→ **Short exercise**
Your task is to repeat all of the data exactly while excluding the pictures.
--- Provided data ---
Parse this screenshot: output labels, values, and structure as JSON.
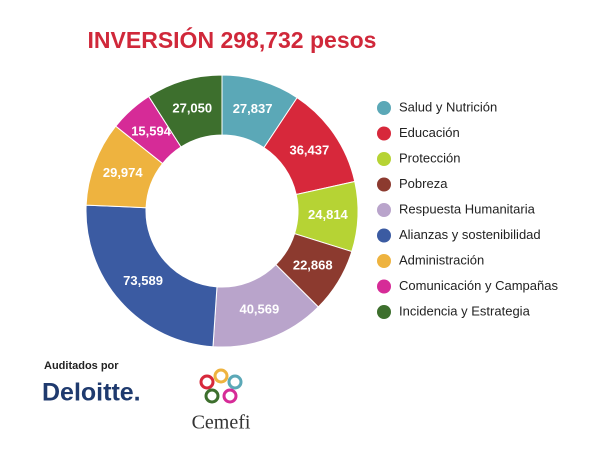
{
  "chart_data": {
    "type": "donut",
    "title": "INVERSIÓN 298,732 pesos",
    "categories": [
      "Salud y Nutrición",
      "Educación",
      "Protección",
      "Pobreza",
      "Respuesta Humanitaria",
      "Alianzas y sostenibilidad",
      "Administración",
      "Comunicación y Campañas",
      "Incidencia y Estrategia"
    ],
    "values": [
      27837,
      36437,
      24814,
      22868,
      40569,
      73589,
      29974,
      15594,
      27050
    ],
    "value_labels": [
      "27,837",
      "36,437",
      "24,814",
      "22,868",
      "40,569",
      "73,589",
      "29,974",
      "15,594",
      "27,050"
    ],
    "colors": [
      "#5ba8b7",
      "#d7283b",
      "#b6d334",
      "#8c3a2f",
      "#b9a4cb",
      "#3b5ba2",
      "#eeb33f",
      "#d62b97",
      "#3d6f2d"
    ],
    "legend": "right"
  },
  "footer": {
    "audit_label": "Auditados por",
    "auditor": "Deloitte.",
    "partner": "Cemefi"
  }
}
---
→ **Solved problem**
Parse this screenshot: output labels, values, and structure as JSON.
{
  "chart_data": {
    "type": "donut",
    "title": "INVERSIÓN 298,732 pesos",
    "categories": [
      "Salud y Nutrición",
      "Educación",
      "Protección",
      "Pobreza",
      "Respuesta Humanitaria",
      "Alianzas y sostenibilidad",
      "Administración",
      "Comunicación y Campañas",
      "Incidencia y Estrategia"
    ],
    "values": [
      27837,
      36437,
      24814,
      22868,
      40569,
      73589,
      29974,
      15594,
      27050
    ],
    "value_labels": [
      "27,837",
      "36,437",
      "24,814",
      "22,868",
      "40,569",
      "73,589",
      "29,974",
      "15,594",
      "27,050"
    ],
    "colors": [
      "#5ba8b7",
      "#d7283b",
      "#b6d334",
      "#8c3a2f",
      "#b9a4cb",
      "#3b5ba2",
      "#eeb33f",
      "#d62b97",
      "#3d6f2d"
    ],
    "legend": "right"
  },
  "footer": {
    "audit_label": "Auditados por",
    "auditor": "Deloitte.",
    "partner": "Cemefi"
  }
}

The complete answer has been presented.